● **Set problem**: Locate the lines where "name" occurs and copy them as they stand.

Extracted records:
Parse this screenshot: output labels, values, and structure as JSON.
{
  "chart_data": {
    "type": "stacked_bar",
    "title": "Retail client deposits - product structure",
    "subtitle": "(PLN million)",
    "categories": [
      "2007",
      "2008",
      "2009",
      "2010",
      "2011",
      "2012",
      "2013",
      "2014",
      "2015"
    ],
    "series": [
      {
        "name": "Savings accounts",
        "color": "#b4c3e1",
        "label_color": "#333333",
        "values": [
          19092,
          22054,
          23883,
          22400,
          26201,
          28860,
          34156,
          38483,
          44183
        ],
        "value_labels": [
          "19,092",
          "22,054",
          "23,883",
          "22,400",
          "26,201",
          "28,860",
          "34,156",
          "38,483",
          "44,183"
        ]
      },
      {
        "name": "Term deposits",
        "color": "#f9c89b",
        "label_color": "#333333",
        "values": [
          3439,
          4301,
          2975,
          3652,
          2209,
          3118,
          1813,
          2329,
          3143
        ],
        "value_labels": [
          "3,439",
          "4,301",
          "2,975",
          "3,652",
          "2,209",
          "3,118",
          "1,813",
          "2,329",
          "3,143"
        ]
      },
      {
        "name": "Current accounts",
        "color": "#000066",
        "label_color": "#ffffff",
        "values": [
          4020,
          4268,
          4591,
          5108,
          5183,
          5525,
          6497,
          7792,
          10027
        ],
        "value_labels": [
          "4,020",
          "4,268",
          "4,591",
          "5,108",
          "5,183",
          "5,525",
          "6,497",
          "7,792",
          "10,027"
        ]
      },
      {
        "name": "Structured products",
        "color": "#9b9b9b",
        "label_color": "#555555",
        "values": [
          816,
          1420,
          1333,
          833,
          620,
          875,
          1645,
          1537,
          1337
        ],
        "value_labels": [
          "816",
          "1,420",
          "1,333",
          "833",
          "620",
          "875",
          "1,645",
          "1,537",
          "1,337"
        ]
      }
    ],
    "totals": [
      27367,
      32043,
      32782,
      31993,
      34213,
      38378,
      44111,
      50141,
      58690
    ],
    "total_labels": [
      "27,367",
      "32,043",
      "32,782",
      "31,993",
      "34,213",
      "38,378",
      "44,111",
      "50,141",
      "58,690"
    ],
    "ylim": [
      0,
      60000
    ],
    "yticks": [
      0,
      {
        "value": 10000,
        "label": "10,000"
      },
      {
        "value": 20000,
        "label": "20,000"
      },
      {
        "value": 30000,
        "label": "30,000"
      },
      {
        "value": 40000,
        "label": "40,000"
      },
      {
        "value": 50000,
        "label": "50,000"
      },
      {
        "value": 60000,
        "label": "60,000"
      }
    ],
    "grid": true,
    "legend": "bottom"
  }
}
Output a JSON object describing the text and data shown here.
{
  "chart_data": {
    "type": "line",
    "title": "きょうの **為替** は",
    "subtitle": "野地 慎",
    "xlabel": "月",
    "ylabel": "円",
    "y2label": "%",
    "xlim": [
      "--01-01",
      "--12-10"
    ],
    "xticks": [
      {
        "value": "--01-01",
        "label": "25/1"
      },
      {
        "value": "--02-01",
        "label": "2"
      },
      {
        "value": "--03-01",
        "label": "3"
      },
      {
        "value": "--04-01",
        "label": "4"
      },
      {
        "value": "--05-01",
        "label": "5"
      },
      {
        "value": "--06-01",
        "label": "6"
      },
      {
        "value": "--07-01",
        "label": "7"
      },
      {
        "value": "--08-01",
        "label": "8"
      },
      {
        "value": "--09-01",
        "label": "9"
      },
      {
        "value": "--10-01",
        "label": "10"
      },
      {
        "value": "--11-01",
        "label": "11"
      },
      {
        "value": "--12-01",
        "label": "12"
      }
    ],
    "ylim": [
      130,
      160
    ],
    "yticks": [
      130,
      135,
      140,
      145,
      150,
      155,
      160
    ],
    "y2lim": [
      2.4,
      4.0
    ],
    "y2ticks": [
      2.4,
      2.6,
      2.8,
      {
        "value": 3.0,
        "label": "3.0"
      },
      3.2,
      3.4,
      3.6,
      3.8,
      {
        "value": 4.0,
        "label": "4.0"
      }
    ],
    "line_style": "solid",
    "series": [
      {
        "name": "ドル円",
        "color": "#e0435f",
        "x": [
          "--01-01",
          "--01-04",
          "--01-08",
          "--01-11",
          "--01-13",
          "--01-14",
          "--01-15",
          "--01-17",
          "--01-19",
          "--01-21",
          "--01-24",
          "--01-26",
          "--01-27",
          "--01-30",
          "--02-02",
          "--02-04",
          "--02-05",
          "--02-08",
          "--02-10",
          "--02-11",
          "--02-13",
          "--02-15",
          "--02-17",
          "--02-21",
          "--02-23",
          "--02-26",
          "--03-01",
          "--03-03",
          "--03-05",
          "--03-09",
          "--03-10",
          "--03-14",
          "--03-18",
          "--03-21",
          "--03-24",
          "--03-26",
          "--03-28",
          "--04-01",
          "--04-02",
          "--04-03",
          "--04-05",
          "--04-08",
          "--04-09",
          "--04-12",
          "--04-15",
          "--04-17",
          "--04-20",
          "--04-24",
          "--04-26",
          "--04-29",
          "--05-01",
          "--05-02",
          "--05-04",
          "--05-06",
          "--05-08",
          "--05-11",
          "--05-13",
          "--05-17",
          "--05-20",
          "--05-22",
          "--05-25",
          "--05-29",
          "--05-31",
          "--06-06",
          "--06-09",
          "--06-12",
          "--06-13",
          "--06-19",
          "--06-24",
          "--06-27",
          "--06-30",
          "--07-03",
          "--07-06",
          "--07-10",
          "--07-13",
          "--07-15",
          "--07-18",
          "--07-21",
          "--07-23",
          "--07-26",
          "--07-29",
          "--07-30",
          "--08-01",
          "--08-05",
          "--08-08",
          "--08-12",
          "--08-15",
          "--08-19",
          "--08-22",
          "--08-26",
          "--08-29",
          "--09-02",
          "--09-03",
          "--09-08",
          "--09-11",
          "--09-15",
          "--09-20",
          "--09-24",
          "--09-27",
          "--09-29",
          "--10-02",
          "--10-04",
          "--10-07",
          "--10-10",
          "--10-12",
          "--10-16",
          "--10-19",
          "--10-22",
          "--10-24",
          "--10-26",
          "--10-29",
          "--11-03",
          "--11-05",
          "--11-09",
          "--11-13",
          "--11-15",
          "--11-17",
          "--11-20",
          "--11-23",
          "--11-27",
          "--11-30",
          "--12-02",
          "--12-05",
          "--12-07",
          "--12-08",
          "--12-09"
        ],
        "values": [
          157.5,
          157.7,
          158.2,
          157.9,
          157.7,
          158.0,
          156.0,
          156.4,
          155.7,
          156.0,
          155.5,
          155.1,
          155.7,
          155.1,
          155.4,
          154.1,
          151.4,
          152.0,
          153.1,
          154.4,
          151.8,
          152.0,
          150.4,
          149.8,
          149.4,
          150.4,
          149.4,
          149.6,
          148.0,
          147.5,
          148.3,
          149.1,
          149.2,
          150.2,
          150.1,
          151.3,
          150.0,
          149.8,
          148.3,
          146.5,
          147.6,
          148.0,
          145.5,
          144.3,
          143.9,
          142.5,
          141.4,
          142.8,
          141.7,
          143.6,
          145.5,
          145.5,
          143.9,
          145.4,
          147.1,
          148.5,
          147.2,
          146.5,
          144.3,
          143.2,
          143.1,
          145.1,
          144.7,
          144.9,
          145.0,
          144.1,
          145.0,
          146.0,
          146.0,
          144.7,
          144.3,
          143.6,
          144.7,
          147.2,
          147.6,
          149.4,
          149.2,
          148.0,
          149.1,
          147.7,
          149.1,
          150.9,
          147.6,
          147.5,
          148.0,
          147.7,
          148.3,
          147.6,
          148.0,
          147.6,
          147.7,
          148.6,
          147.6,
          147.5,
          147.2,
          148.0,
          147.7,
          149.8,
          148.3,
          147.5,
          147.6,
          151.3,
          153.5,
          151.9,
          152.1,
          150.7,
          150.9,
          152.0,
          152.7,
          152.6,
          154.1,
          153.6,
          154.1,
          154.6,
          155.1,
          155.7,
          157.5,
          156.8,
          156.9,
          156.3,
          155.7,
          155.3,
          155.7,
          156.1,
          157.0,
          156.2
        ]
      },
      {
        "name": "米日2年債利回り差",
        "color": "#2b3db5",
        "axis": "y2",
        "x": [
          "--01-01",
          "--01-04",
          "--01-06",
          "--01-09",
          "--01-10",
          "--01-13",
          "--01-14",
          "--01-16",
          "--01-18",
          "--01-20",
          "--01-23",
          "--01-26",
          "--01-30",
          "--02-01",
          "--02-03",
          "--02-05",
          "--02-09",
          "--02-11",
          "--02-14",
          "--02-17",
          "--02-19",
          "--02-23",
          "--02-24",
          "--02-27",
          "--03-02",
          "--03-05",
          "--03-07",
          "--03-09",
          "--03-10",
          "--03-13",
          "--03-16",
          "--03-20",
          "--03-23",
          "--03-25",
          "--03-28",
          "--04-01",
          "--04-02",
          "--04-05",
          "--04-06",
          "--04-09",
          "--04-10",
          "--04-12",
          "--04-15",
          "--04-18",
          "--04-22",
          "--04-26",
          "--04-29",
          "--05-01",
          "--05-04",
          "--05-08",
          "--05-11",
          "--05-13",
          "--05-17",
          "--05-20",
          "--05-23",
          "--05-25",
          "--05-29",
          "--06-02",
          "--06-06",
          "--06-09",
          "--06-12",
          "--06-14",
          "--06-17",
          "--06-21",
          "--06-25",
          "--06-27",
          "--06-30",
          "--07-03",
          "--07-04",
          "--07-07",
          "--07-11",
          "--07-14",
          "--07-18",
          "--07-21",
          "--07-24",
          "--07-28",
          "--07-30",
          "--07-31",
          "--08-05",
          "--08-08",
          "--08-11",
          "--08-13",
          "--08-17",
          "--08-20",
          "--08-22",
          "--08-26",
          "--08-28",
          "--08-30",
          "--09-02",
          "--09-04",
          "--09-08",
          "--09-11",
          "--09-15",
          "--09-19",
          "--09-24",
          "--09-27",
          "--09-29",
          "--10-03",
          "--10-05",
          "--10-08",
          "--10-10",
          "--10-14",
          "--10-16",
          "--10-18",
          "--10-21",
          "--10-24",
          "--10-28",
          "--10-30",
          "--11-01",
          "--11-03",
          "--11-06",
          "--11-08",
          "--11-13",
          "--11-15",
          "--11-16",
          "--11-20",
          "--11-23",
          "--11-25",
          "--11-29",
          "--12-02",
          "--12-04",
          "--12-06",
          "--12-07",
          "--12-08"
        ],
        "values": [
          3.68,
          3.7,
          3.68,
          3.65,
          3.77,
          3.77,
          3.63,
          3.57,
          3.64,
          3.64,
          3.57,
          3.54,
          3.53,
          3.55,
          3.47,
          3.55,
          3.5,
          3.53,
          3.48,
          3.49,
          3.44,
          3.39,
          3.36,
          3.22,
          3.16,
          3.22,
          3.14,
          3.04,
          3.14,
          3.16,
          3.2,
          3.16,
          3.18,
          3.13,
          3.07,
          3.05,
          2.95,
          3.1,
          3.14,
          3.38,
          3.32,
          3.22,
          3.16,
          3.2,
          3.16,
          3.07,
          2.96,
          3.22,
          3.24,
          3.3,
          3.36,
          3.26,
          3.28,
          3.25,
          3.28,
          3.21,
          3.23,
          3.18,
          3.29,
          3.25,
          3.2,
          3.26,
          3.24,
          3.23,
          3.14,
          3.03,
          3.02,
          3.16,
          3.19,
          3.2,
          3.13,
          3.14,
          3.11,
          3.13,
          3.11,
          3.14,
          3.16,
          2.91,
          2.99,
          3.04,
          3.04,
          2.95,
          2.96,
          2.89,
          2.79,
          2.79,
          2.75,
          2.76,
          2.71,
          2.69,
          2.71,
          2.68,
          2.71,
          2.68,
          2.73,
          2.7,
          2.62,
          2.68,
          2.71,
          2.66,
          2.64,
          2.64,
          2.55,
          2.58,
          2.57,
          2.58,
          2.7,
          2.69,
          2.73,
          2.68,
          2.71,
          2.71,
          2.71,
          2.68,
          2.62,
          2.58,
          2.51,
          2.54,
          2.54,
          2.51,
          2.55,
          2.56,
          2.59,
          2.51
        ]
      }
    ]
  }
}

● **Correct output**:
        "name": "Savings accounts",
        "name": "Term deposits",
        "name": "Current accounts",
        "name": "Structured products",
        "name": "ドル円",
        "name": "米日2年債利回り差",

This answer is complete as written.